_Task brief_. Go through the entries below, tally each line with the string "башкарма", and give the final number by itself.

_Input data_.

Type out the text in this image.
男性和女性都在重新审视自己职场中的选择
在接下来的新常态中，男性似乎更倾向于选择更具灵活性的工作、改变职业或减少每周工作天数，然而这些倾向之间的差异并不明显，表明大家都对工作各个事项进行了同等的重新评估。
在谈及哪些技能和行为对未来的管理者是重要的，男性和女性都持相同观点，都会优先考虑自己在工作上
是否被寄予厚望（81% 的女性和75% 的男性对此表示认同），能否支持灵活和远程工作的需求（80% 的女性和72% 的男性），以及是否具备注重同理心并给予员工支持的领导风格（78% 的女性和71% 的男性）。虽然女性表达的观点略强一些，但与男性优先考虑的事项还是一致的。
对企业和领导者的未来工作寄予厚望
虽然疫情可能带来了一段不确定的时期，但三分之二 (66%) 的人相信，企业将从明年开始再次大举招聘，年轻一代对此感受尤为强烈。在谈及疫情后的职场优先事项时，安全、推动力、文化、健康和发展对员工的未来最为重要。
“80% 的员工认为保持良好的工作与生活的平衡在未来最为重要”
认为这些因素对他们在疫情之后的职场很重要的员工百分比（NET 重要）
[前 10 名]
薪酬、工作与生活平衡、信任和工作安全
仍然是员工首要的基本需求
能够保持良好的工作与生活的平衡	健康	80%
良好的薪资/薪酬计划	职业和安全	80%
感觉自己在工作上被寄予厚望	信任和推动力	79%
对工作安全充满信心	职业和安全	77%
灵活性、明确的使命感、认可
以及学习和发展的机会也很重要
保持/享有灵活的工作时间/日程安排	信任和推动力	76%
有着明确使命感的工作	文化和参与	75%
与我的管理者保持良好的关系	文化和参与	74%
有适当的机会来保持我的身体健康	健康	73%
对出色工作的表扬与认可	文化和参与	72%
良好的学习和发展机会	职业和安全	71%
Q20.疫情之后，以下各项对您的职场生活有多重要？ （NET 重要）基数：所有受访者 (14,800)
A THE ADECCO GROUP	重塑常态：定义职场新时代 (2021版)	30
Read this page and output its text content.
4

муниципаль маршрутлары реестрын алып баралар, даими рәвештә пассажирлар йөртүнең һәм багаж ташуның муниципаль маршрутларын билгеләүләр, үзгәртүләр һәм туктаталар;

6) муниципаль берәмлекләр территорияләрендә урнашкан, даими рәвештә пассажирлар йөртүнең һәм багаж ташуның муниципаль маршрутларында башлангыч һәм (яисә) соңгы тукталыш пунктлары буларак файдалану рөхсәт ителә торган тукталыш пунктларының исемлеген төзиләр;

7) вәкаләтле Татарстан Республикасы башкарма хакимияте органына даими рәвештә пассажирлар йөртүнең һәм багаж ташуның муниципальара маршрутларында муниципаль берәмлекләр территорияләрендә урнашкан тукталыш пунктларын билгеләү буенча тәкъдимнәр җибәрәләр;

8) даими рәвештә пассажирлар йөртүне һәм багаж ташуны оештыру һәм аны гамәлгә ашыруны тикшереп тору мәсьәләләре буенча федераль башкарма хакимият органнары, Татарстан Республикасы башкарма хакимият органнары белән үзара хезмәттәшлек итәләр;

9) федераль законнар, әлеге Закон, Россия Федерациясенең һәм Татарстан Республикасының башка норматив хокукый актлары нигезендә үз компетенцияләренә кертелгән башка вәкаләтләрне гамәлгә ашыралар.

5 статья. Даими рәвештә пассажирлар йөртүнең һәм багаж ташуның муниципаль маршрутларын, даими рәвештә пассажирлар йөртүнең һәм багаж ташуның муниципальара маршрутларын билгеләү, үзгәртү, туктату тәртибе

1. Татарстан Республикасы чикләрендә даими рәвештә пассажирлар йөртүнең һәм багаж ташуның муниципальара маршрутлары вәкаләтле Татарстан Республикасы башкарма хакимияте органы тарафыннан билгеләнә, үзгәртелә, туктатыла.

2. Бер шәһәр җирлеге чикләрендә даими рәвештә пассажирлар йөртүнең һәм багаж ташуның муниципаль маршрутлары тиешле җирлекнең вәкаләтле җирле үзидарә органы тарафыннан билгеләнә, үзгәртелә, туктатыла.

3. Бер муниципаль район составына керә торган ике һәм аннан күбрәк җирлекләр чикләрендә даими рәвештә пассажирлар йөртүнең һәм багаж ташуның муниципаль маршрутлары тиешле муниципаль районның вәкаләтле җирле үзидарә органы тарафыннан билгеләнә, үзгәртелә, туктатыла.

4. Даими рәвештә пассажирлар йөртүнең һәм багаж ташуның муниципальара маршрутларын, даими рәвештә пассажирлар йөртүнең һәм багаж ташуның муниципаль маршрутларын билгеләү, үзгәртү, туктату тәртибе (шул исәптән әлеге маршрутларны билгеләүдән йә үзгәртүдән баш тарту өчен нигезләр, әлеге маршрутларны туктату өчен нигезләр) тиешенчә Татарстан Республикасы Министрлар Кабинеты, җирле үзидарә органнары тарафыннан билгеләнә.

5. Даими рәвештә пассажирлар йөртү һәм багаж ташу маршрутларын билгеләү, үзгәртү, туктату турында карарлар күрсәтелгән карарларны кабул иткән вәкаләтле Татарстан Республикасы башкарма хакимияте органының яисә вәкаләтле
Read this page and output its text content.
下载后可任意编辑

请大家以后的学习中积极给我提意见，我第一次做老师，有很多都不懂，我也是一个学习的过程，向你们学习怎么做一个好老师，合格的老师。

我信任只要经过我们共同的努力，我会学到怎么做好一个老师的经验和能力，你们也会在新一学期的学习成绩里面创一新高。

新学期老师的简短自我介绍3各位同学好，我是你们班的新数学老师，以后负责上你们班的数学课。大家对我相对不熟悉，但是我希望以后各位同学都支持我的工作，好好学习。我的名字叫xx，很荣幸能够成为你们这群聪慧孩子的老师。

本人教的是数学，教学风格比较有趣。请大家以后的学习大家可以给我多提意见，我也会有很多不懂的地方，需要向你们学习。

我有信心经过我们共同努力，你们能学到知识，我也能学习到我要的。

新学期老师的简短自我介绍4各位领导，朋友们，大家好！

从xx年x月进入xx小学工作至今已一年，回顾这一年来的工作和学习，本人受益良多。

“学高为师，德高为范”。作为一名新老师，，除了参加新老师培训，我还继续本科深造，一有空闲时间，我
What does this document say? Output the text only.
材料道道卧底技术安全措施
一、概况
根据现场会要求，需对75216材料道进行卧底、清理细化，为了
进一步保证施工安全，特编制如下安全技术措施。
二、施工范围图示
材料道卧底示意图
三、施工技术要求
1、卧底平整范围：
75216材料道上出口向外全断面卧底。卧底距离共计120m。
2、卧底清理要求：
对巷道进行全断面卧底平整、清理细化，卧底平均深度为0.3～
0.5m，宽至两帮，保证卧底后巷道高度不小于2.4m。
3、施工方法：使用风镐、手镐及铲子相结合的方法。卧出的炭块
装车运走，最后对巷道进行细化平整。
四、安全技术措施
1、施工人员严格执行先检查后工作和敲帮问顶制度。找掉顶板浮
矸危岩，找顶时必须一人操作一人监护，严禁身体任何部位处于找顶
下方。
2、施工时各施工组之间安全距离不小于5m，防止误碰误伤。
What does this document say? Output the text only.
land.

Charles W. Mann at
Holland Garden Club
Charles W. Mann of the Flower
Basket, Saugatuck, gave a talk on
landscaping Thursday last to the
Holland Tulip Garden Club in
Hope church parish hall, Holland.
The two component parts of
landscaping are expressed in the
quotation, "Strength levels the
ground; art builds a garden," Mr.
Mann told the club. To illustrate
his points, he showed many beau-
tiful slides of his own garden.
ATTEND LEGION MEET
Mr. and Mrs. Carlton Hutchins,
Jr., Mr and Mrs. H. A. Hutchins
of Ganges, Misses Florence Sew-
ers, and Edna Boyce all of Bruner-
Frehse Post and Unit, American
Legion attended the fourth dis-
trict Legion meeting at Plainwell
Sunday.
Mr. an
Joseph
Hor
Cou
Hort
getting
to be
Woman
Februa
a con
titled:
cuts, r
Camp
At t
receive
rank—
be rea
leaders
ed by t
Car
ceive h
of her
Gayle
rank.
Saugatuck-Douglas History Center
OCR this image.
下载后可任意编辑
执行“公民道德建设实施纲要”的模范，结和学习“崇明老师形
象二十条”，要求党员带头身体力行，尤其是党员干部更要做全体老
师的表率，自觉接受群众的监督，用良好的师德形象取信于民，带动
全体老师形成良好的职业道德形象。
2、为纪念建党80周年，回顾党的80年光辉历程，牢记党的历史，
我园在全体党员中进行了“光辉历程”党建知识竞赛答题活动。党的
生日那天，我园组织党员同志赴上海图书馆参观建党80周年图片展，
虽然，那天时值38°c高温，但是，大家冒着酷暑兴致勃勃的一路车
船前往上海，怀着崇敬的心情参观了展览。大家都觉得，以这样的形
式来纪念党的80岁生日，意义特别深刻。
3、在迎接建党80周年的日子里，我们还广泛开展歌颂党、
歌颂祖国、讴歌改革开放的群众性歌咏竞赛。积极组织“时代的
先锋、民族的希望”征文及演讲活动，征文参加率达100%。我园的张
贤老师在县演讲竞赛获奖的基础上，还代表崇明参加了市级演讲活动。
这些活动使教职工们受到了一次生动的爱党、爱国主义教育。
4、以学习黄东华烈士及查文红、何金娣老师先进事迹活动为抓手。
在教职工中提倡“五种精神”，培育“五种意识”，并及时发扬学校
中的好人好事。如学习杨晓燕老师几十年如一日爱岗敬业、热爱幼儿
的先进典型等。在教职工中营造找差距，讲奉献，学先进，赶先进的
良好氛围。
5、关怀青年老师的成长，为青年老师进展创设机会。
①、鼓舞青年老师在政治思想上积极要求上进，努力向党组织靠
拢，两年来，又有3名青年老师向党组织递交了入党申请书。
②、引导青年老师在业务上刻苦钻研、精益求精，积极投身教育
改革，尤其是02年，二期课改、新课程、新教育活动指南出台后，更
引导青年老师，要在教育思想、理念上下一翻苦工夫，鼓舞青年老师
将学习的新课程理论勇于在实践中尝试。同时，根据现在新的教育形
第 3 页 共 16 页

_Complete answer_. 4